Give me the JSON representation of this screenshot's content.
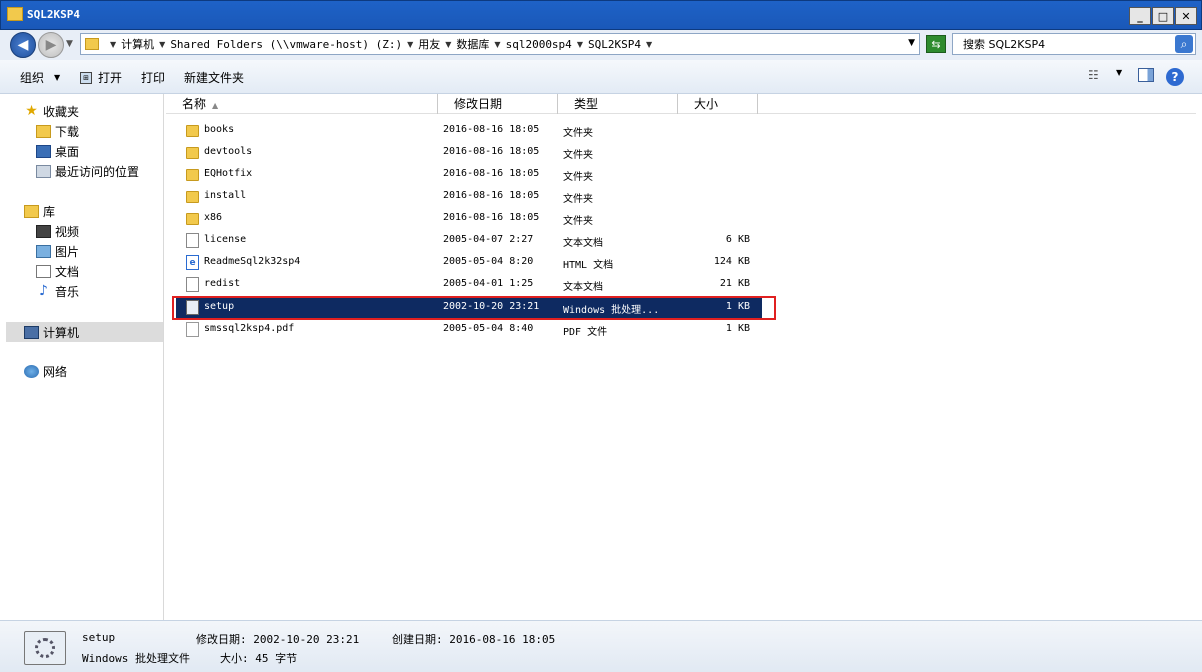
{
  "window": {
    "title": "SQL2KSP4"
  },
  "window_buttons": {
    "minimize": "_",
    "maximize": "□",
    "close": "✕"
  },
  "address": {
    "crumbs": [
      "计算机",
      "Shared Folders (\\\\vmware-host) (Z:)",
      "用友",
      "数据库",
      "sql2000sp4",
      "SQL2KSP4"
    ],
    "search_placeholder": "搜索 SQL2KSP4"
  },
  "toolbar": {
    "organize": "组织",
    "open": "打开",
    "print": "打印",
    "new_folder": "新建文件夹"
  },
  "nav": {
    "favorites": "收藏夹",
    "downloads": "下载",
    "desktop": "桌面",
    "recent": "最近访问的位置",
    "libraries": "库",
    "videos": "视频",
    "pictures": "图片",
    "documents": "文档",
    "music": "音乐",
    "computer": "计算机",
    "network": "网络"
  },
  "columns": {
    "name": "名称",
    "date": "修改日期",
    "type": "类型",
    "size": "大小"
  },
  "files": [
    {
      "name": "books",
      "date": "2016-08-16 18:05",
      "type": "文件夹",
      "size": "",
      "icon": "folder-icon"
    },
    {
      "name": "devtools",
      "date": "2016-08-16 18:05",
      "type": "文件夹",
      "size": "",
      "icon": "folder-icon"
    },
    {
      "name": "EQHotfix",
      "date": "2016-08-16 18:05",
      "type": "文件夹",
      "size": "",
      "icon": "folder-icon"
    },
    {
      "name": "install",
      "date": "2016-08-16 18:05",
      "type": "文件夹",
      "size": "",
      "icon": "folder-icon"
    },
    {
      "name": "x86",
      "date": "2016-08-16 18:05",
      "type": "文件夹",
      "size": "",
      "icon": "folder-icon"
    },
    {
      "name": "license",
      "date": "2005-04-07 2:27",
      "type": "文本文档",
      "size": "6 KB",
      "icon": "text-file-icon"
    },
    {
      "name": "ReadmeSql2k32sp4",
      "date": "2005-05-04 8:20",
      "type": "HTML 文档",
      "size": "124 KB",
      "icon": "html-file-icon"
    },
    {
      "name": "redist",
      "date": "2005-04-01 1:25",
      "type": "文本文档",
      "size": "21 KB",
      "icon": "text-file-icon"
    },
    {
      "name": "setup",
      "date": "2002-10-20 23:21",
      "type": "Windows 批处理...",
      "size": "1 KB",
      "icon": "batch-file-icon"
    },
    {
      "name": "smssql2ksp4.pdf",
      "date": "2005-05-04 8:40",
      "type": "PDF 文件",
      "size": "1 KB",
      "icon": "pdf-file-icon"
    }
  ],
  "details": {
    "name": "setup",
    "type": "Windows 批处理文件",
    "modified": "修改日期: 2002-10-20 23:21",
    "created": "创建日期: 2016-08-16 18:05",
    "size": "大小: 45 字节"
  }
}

○ ○ ○ ○ ○

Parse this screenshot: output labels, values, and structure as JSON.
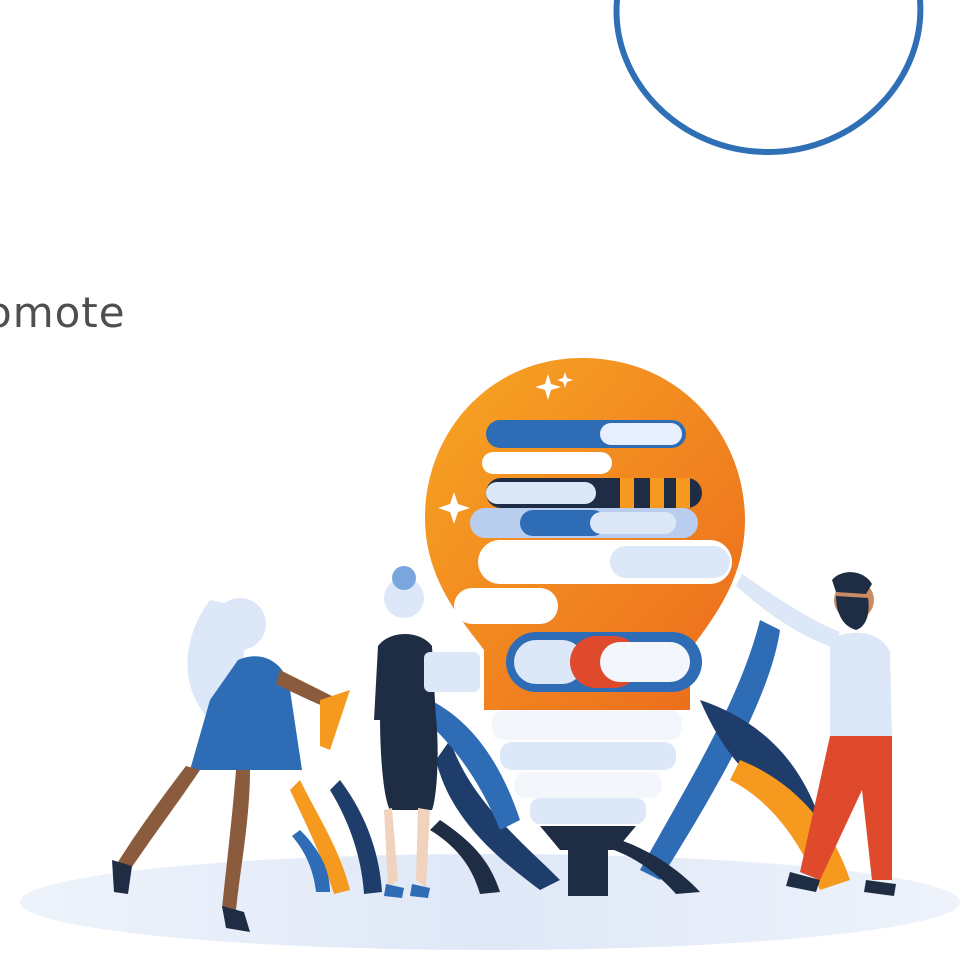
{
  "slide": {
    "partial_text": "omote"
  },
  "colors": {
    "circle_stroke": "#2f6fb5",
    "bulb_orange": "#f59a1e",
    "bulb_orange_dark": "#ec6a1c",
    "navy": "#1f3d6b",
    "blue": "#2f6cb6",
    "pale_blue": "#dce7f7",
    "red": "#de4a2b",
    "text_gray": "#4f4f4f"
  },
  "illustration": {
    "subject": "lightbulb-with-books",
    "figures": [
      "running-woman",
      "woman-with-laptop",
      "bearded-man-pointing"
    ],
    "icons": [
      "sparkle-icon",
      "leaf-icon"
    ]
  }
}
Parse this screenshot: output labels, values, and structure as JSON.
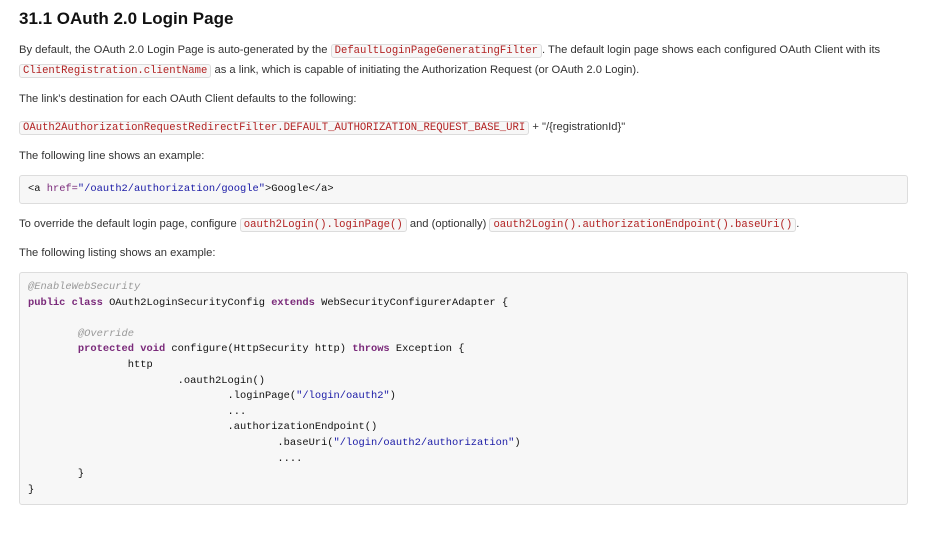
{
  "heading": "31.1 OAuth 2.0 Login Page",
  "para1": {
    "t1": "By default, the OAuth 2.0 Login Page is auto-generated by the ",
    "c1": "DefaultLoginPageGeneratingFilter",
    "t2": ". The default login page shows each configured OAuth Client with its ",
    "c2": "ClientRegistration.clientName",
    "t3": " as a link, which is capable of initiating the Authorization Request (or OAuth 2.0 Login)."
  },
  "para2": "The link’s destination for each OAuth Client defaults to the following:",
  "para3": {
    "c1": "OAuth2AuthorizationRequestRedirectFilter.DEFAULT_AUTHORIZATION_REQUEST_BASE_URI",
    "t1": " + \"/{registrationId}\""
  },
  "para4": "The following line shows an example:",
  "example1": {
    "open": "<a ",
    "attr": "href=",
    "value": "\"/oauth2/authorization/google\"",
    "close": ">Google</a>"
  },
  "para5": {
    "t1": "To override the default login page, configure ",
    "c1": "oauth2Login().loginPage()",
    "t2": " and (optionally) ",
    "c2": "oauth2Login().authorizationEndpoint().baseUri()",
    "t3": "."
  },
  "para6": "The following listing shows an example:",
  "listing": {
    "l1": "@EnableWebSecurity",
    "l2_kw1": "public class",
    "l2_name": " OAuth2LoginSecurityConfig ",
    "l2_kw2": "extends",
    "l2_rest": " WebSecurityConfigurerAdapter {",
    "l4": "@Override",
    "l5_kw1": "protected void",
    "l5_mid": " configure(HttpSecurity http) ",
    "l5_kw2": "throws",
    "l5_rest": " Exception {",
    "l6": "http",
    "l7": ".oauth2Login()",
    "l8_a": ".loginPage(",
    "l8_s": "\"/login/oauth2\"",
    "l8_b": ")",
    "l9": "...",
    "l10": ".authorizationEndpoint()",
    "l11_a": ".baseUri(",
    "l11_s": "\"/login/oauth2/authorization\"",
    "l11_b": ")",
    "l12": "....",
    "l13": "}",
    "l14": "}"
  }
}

○ ○ ○ ○ ○

Return each full line of the entries that contains the word "Windows".

Answer for this exercise ▸
      "type": "Windows 批处理...",
    "type": "Windows 批处理文件",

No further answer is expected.